- Stored dataset items:
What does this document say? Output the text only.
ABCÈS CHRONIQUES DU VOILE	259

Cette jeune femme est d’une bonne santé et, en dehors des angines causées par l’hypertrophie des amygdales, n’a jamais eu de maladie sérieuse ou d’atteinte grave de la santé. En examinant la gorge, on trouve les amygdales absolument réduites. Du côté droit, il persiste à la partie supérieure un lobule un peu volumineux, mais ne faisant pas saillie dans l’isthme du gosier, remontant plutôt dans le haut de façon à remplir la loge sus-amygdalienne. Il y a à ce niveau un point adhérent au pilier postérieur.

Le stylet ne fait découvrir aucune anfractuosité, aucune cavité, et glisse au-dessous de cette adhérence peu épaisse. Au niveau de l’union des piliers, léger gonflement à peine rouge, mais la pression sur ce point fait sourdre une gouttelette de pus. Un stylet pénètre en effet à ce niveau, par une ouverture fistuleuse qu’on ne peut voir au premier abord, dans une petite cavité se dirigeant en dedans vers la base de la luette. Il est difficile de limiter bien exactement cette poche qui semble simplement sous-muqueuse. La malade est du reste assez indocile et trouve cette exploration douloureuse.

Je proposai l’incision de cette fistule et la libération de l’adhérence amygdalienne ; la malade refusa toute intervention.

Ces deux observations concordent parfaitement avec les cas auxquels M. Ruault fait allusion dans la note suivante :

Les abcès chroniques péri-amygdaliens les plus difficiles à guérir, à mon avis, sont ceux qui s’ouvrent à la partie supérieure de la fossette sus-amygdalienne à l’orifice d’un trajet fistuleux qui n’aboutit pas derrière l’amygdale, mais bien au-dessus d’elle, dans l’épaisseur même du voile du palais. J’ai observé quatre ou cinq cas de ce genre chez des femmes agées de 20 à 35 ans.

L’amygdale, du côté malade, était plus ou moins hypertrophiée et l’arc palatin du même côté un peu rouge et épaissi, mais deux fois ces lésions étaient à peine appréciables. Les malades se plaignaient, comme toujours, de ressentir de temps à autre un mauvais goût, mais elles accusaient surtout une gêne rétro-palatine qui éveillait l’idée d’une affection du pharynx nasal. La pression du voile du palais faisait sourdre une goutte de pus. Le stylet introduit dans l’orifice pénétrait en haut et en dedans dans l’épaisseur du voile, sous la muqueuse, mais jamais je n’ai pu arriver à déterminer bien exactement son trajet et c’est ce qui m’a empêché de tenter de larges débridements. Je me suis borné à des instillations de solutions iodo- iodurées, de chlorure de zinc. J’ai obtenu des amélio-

- REQUIRED TASK:
The full set of records should be duplicated exactly.

- REPLY:
What does this document say? Output the text only.
ABCÈS CHRONIQUES DU VOILE	259

Cette jeune femme est d’une bonne santé et, en dehors des angines causées par l’hypertrophie des amygdales, n’a jamais eu de maladie sérieuse ou d’atteinte grave de la santé. En examinant la gorge, on trouve les amygdales absolument réduites. Du côté droit, il persiste à la partie supérieure un lobule un peu volumineux, mais ne faisant pas saillie dans l’isthme du gosier, remontant plutôt dans le haut de façon à remplir la loge sus-amygdalienne. Il y a à ce niveau un point adhérent au pilier postérieur.

Le stylet ne fait découvrir aucune anfractuosité, aucune cavité, et glisse au-dessous de cette adhérence peu épaisse. Au niveau de l’union des piliers, léger gonflement à peine rouge, mais la pression sur ce point fait sourdre une gouttelette de pus. Un stylet pénètre en effet à ce niveau, par une ouverture fistuleuse qu’on ne peut voir au premier abord, dans une petite cavité se dirigeant en dedans vers la base de la luette. Il est difficile de limiter bien exactement cette poche qui semble simplement sous-muqueuse. La malade est du reste assez indocile et trouve cette exploration douloureuse.

Je proposai l’incision de cette fistule et la libération de l’adhérence amygdalienne ; la malade refusa toute intervention.

Ces deux observations concordent parfaitement avec les cas auxquels M. Ruault fait allusion dans la note suivante :

Les abcès chroniques péri-amygdaliens les plus difficiles à guérir, à mon avis, sont ceux qui s’ouvrent à la partie supérieure de la fossette sus-amygdalienne à l’orifice d’un trajet fistuleux qui n’aboutit pas derrière l’amygdale, mais bien au-dessus d’elle, dans l’épaisseur même du voile du palais. J’ai observé quatre ou cinq cas de ce genre chez des femmes agées de 20 à 35 ans.

L’amygdale, du côté malade, était plus ou moins hypertrophiée et l’arc palatin du même côté un peu rouge et épaissi, mais deux fois ces lésions étaient à peine appréciables. Les malades se plaignaient, comme toujours, de ressentir de temps à autre un mauvais goût, mais elles accusaient surtout une gêne rétro-palatine qui éveillait l’idée d’une affection du pharynx nasal. La pression du voile du palais faisait sourdre une goutte de pus. Le stylet introduit dans l’orifice pénétrait en haut et en dedans dans l’épaisseur du voile, sous la muqueuse, mais jamais je n’ai pu arriver à déterminer bien exactement son trajet et c’est ce qui m’a empêché de tenter de larges débridements. Je me suis borné à des instillations de solutions iodo- iodurées, de chlorure de zinc. J’ai obtenu des amélio-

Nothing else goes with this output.